* Written instruction *
Please reproduce every line of the items below verbatim.

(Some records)
— begin —

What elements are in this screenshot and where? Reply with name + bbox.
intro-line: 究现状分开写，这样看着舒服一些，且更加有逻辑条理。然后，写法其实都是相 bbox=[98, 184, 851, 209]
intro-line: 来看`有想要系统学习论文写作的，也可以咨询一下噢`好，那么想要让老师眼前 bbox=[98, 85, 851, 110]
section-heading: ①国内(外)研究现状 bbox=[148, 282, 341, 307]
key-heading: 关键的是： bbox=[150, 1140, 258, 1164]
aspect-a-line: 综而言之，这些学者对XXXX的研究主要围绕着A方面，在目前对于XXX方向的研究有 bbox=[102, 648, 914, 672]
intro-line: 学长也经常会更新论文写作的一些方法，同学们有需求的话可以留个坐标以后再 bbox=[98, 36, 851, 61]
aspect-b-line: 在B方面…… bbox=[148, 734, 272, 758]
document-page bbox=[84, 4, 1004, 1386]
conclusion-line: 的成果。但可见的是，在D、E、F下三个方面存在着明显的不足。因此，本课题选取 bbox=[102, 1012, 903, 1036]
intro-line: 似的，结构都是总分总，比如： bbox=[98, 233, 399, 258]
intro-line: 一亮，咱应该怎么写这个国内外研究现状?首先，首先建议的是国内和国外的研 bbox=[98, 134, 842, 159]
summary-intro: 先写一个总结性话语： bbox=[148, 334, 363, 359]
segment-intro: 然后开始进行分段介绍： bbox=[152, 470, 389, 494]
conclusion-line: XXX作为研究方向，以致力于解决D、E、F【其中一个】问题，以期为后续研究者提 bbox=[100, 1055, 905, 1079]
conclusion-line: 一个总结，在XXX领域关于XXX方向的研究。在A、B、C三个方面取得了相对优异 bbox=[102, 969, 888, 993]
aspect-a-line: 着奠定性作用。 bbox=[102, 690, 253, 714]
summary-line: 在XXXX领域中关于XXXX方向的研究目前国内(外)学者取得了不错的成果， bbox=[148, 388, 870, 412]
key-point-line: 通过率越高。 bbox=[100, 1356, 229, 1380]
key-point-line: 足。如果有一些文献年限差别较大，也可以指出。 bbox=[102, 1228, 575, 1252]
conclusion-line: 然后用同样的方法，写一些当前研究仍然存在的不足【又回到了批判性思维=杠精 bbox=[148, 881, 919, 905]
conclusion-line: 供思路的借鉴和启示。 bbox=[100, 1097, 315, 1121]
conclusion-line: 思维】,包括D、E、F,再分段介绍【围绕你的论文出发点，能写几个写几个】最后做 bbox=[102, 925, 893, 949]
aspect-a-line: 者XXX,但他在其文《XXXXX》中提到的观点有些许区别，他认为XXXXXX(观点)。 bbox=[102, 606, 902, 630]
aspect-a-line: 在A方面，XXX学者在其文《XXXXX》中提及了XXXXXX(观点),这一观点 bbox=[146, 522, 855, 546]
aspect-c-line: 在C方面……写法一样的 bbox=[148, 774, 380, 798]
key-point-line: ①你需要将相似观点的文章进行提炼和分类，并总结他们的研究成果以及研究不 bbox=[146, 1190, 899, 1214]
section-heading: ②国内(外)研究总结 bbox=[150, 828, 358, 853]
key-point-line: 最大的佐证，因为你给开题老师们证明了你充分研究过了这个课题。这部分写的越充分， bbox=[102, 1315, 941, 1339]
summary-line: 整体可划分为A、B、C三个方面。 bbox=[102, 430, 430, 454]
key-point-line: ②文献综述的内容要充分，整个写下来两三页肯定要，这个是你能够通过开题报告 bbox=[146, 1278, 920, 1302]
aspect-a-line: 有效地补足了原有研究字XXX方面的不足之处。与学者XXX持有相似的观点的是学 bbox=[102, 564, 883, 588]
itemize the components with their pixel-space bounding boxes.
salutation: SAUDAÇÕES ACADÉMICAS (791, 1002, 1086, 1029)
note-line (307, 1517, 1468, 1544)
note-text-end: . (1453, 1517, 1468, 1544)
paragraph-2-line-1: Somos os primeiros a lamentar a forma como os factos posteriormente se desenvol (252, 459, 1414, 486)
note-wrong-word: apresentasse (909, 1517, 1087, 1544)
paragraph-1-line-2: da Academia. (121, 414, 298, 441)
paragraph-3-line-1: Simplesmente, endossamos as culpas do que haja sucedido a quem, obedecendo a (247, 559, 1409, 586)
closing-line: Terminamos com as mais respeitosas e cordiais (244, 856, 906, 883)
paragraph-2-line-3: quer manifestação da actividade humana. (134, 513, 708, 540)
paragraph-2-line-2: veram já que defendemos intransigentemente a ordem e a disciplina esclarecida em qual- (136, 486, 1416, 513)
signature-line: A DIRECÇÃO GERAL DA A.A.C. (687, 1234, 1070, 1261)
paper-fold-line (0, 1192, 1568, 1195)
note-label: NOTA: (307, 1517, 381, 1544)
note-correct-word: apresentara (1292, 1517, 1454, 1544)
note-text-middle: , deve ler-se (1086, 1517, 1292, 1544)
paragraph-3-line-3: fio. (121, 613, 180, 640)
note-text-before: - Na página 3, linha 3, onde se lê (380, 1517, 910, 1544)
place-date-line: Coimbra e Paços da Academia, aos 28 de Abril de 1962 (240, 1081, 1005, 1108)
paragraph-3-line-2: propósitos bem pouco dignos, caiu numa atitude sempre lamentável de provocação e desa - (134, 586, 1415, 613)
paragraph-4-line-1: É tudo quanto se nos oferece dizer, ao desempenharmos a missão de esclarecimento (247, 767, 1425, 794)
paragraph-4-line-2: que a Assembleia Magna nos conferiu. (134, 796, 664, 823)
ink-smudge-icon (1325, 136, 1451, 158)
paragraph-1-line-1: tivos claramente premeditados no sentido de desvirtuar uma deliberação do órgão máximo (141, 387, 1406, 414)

— end —

* Exercise solution *
What elements are in this screenshot and where? Reply with name + bbox.
intro-line: 究现状分开写，这样看着舒服一些，且更加有逻辑条理。然后，写法其实都是相 bbox=[98, 184, 851, 209]
intro-line: 来看`有想要系统学习论文写作的，也可以咨询一下噢`好，那么想要让老师眼前 bbox=[98, 85, 851, 110]
section-heading: ①国内(外)研究现状 bbox=[148, 282, 341, 307]
key-heading: 关键的是： bbox=[150, 1140, 258, 1164]
aspect-a-line: 综而言之，这些学者对XXXX的研究主要围绕着A方面，在目前对于XXX方向的研究有 bbox=[102, 648, 914, 672]
intro-line: 学长也经常会更新论文写作的一些方法，同学们有需求的话可以留个坐标以后再 bbox=[98, 36, 851, 61]
aspect-b-line: 在B方面…… bbox=[148, 734, 272, 758]
document-page bbox=[84, 4, 1004, 1386]
conclusion-line: 的成果。但可见的是，在D、E、F下三个方面存在着明显的不足。因此，本课题选取 bbox=[102, 1012, 903, 1036]
intro-line: 似的，结构都是总分总，比如： bbox=[98, 233, 399, 258]
intro-line: 一亮，咱应该怎么写这个国内外研究现状?首先，首先建议的是国内和国外的研 bbox=[98, 134, 842, 159]
summary-intro: 先写一个总结性话语： bbox=[148, 334, 363, 359]
segment-intro: 然后开始进行分段介绍： bbox=[152, 470, 389, 494]
conclusion-line: XXX作为研究方向，以致力于解决D、E、F【其中一个】问题，以期为后续研究者提 bbox=[100, 1055, 905, 1079]
conclusion-line: 一个总结，在XXX领域关于XXX方向的研究。在A、B、C三个方面取得了相对优异 bbox=[102, 969, 888, 993]
aspect-a-line: 着奠定性作用。 bbox=[102, 690, 253, 714]
summary-line: 在XXXX领域中关于XXXX方向的研究目前国内(外)学者取得了不错的成果， bbox=[148, 388, 870, 412]
key-point-line: 通过率越高。 bbox=[100, 1356, 229, 1380]
key-point-line: 足。如果有一些文献年限差别较大，也可以指出。 bbox=[102, 1228, 575, 1252]
conclusion-line: 然后用同样的方法，写一些当前研究仍然存在的不足【又回到了批判性思维=杠精 bbox=[148, 881, 919, 905]
conclusion-line: 供思路的借鉴和启示。 bbox=[100, 1097, 315, 1121]
conclusion-line: 思维】,包括D、E、F,再分段介绍【围绕你的论文出发点，能写几个写几个】最后做 bbox=[102, 925, 893, 949]
aspect-a-line: 者XXX,但他在其文《XXXXX》中提到的观点有些许区别，他认为XXXXXX(观点)。 bbox=[102, 606, 902, 630]
aspect-a-line: 在A方面，XXX学者在其文《XXXXX》中提及了XXXXXX(观点),这一观点 bbox=[146, 522, 855, 546]
aspect-c-line: 在C方面……写法一样的 bbox=[148, 774, 380, 798]
key-point-line: ①你需要将相似观点的文章进行提炼和分类，并总结他们的研究成果以及研究不 bbox=[146, 1190, 899, 1214]
section-heading: ②国内(外)研究总结 bbox=[150, 828, 358, 853]
key-point-line: 最大的佐证，因为你给开题老师们证明了你充分研究过了这个课题。这部分写的越充分， bbox=[102, 1315, 941, 1339]
summary-line: 整体可划分为A、B、C三个方面。 bbox=[102, 430, 430, 454]
key-point-line: ②文献综述的内容要充分，整个写下来两三页肯定要，这个是你能够通过开题报告 bbox=[146, 1278, 920, 1302]
aspect-a-line: 有效地补足了原有研究字XXX方面的不足之处。与学者XXX持有相似的观点的是学 bbox=[102, 564, 883, 588]
itemize the components with their pixel-space bounding boxes.
salutation: SAUDAÇÕES ACADÉMICAS (791, 1002, 1086, 1029)
note-line (307, 1517, 1468, 1544)
note-text-end: . (1453, 1517, 1468, 1544)
paragraph-2-line-1: Somos os primeiros a lamentar a forma como os factos posteriormente se desenvol (252, 459, 1414, 486)
note-wrong-word: apresentasse (909, 1517, 1087, 1544)
paragraph-1-line-2: da Academia. (121, 414, 298, 441)
paragraph-3-line-1: Simplesmente, endossamos as culpas do que haja sucedido a quem, obedecendo a (247, 559, 1409, 586)
closing-line: Terminamos com as mais respeitosas e cordiais (244, 856, 906, 883)
paragraph-2-line-3: quer manifestação da actividade humana. (134, 513, 708, 540)
paragraph-2-line-2: veram já que defendemos intransigentemente a ordem e a disciplina esclarecida em qual- (136, 486, 1416, 513)
signature-line: A DIRECÇÃO GERAL DA A.A.C. (687, 1234, 1070, 1261)
paper-fold-line (0, 1192, 1568, 1195)
note-label: NOTA: (307, 1517, 381, 1544)
note-correct-word: apresentara (1292, 1517, 1454, 1544)
note-text-middle: , deve ler-se (1086, 1517, 1292, 1544)
paragraph-3-line-3: fio. (121, 613, 180, 640)
note-text-before: - Na página 3, linha 3, onde se lê (380, 1517, 910, 1544)
place-date-line: Coimbra e Paços da Academia, aos 28 de Abril de 1962 (240, 1081, 1005, 1108)
paragraph-3-line-2: propósitos bem pouco dignos, caiu numa atitude sempre lamentável de provocação e desa - (134, 586, 1415, 613)
paragraph-4-line-1: É tudo quanto se nos oferece dizer, ao desempenharmos a missão de esclarecimento (247, 767, 1425, 794)
paragraph-4-line-2: que a Assembleia Magna nos conferiu. (134, 796, 664, 823)
ink-smudge-icon (1325, 136, 1451, 158)
paragraph-1-line-1: tivos claramente premeditados no sentido de desvirtuar uma deliberação do órgão máximo (141, 387, 1406, 414)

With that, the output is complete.